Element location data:

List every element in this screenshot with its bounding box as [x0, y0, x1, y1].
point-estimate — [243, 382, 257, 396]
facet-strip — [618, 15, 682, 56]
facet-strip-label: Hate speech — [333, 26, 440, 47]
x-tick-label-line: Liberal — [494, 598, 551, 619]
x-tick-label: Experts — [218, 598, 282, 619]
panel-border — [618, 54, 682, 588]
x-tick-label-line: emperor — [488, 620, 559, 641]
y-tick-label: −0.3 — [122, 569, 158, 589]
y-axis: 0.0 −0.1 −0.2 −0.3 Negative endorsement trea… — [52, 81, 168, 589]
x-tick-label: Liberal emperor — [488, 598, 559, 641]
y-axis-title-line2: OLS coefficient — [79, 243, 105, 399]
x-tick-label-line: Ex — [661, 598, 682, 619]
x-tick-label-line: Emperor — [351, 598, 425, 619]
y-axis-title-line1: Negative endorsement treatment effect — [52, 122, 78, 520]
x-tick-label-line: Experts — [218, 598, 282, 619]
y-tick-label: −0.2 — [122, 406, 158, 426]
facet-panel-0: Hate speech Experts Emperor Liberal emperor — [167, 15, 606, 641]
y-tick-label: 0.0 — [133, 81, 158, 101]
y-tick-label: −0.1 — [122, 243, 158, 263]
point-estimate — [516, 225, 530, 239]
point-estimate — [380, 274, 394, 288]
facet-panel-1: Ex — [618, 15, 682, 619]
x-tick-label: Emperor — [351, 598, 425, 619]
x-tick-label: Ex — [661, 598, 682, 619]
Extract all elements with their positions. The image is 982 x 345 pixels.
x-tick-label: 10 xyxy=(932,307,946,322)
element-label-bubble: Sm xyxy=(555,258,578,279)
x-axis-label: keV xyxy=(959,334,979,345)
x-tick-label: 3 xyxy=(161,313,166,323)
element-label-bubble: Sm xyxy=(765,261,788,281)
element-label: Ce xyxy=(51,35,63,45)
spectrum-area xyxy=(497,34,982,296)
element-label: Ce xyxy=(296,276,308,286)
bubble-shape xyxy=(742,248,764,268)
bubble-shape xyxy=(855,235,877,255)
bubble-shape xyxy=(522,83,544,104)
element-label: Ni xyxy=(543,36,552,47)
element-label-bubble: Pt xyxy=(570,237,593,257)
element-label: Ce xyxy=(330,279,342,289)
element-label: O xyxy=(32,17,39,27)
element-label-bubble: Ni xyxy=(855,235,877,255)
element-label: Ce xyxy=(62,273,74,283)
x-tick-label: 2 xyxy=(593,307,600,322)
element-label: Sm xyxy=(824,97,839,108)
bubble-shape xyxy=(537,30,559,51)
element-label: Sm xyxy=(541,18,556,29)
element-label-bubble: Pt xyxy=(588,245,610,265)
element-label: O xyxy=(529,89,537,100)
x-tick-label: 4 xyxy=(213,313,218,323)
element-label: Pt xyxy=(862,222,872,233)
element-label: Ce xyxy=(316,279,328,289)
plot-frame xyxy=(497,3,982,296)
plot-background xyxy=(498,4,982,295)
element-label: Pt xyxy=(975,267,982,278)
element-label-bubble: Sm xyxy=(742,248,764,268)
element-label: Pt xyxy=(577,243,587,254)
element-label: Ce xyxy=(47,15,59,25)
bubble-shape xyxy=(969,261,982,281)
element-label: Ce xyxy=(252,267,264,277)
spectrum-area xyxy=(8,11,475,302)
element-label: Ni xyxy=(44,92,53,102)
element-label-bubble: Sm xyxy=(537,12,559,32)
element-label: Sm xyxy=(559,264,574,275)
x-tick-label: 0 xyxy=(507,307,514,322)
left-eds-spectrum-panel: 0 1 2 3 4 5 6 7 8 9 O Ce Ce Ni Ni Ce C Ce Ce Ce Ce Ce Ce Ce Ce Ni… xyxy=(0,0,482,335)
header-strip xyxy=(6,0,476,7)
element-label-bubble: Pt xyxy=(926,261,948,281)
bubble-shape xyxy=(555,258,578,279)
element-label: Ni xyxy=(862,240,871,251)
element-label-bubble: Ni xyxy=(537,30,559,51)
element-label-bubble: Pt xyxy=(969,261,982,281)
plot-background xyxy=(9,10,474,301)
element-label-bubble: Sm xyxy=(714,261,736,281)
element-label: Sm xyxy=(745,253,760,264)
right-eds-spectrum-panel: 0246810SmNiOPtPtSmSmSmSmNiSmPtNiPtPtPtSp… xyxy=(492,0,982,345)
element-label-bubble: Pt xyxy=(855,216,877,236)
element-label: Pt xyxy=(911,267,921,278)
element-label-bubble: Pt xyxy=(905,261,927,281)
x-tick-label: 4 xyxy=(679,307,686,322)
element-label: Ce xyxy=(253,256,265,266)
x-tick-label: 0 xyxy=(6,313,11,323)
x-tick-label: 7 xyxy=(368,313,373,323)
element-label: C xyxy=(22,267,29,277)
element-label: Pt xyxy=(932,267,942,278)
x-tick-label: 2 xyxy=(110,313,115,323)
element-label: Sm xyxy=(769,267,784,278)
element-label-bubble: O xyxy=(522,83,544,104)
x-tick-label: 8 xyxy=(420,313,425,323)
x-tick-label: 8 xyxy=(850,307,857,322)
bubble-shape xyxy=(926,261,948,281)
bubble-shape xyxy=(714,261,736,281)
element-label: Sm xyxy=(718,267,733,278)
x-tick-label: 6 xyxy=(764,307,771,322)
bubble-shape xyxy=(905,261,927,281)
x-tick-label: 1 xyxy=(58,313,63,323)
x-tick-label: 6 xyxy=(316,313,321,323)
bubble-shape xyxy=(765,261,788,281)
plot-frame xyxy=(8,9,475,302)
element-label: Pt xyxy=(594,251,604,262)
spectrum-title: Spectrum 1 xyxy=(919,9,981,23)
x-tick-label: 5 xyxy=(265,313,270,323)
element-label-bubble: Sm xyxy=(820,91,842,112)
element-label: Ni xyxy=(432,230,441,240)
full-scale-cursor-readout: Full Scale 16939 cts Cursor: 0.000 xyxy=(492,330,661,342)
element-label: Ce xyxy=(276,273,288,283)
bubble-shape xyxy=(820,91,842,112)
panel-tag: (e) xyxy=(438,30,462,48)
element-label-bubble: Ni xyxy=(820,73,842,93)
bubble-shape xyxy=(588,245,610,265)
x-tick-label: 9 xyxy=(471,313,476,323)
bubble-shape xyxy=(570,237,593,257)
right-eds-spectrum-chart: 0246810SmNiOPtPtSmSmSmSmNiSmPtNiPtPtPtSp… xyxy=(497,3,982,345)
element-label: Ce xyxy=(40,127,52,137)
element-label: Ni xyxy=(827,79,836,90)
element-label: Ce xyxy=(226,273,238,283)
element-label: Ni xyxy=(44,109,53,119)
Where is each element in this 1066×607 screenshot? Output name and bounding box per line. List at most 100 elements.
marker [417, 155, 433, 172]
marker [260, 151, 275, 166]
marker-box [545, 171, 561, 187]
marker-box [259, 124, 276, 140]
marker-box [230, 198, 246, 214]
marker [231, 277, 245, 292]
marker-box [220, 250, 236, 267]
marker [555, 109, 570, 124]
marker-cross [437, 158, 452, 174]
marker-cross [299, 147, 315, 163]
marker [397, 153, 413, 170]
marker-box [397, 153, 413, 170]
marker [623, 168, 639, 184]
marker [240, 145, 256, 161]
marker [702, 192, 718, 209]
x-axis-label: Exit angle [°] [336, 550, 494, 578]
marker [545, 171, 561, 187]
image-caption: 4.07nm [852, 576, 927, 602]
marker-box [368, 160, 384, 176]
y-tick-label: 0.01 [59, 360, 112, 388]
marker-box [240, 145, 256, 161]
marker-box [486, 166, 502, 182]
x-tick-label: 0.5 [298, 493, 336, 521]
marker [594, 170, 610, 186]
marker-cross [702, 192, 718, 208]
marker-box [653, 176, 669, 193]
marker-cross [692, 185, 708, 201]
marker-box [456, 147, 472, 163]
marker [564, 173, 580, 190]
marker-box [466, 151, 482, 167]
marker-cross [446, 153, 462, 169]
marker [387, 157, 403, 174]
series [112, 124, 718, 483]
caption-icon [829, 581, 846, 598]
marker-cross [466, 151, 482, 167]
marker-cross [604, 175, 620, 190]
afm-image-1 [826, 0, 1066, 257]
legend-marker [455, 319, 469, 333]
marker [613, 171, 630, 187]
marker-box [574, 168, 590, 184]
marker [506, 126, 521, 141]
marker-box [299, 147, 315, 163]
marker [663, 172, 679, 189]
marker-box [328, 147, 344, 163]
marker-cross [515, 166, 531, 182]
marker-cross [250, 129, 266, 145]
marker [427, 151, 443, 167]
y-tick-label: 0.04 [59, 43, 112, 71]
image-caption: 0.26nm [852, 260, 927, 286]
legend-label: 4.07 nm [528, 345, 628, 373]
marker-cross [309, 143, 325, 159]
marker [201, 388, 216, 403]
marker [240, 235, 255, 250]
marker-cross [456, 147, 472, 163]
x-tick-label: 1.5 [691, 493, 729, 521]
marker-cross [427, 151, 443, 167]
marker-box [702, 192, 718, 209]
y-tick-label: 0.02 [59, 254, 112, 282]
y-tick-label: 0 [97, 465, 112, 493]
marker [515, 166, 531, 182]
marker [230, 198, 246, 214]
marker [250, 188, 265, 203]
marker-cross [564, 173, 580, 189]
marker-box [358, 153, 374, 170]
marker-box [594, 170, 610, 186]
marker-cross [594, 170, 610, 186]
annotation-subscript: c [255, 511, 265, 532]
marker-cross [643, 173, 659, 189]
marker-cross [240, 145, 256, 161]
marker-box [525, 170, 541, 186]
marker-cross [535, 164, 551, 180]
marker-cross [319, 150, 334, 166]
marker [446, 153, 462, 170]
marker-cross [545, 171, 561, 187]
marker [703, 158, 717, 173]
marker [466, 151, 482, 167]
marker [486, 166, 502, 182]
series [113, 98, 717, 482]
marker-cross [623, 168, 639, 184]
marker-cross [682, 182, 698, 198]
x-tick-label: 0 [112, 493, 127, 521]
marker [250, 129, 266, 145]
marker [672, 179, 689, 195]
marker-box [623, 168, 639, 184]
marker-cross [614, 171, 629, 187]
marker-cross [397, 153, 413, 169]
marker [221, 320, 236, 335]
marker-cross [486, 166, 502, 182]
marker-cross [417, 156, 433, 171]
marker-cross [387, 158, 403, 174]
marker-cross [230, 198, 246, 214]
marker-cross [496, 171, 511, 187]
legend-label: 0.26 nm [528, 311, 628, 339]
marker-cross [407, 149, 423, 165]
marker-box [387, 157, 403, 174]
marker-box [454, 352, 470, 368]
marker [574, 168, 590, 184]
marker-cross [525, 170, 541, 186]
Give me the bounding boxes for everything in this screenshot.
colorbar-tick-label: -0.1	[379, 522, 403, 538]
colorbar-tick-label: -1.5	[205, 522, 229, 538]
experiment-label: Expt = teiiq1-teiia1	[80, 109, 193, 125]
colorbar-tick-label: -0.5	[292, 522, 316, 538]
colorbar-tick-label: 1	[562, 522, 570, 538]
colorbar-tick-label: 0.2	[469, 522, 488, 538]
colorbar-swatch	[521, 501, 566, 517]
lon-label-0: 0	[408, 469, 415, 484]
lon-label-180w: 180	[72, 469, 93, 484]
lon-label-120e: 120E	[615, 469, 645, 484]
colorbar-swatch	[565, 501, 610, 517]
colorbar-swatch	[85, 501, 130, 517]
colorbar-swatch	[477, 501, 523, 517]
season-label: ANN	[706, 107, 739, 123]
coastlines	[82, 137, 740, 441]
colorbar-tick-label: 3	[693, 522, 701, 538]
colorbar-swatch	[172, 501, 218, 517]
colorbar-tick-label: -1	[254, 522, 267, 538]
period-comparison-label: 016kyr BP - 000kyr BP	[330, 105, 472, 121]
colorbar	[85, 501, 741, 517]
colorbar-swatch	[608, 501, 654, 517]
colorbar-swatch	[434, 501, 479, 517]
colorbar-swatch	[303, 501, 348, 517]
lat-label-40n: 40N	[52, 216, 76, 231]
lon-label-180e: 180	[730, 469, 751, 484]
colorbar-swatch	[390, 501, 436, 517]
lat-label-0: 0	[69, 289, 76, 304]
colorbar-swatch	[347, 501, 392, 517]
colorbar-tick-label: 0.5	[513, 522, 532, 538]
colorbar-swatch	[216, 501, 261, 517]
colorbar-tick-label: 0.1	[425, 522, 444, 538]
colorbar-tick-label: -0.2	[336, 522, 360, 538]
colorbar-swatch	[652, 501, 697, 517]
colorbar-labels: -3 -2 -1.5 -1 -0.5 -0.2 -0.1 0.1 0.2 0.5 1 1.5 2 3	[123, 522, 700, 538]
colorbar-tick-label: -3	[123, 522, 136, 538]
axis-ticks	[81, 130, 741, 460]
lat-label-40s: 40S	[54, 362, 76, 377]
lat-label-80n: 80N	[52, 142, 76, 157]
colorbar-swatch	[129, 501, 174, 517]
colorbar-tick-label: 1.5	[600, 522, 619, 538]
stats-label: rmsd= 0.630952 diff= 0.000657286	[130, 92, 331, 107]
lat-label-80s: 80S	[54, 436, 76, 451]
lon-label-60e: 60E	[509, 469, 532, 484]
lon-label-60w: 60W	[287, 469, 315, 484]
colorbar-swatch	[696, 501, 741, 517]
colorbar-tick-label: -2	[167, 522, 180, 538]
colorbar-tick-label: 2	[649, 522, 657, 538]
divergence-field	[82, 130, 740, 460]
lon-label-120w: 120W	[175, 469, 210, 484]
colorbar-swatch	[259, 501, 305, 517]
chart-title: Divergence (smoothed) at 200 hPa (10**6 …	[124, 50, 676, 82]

* [PROBLEM DETAILS]: Rewrite the records starting at the first line and ending at the line containing "x-tick-label: 3 xyxy=(161,313,166,323)", changing "point-estimate" to "point-marker" and leaving everything else unchanged.

* [REPLY]:
List every element in this screenshot with its bounding box as [x0, y0, x1, y1].
point-marker — [243, 382, 257, 396]
facet-strip — [618, 15, 682, 56]
facet-strip-label: Hate speech — [333, 26, 440, 47]
x-tick-label-line: Liberal — [494, 598, 551, 619]
x-tick-label: Experts — [218, 598, 282, 619]
panel-border — [618, 54, 682, 588]
x-tick-label-line: emperor — [488, 620, 559, 641]
y-tick-label: −0.3 — [122, 569, 158, 589]
y-axis: 0.0 −0.1 −0.2 −0.3 Negative endorsement trea… — [52, 81, 168, 589]
x-tick-label: Liberal emperor — [488, 598, 559, 641]
y-axis-title-line2: OLS coefficient — [79, 243, 105, 399]
x-tick-label-line: Ex — [661, 598, 682, 619]
x-tick-label-line: Emperor — [351, 598, 425, 619]
y-axis-title-line1: Negative endorsement treatment effect — [52, 122, 78, 520]
x-tick-label-line: Experts — [218, 598, 282, 619]
y-tick-label: −0.2 — [122, 406, 158, 426]
facet-panel-0: Hate speech Experts Emperor Liberal emperor — [167, 15, 606, 641]
y-tick-label: 0.0 — [133, 81, 158, 101]
y-tick-label: −0.1 — [122, 243, 158, 263]
point-marker — [516, 225, 530, 239]
point-marker — [380, 274, 394, 288]
facet-panel-1: Ex — [618, 15, 682, 619]
x-tick-label: Emperor — [351, 598, 425, 619]
x-tick-label: Ex — [661, 598, 682, 619]
Extract all elements with their positions. The image is 982 x 345 pixels.
x-tick-label: 10 xyxy=(932,307,946,322)
element-label-bubble: Sm xyxy=(555,258,578,279)
x-axis-label: keV xyxy=(959,334,979,345)
x-tick-label: 3 xyxy=(161,313,166,323)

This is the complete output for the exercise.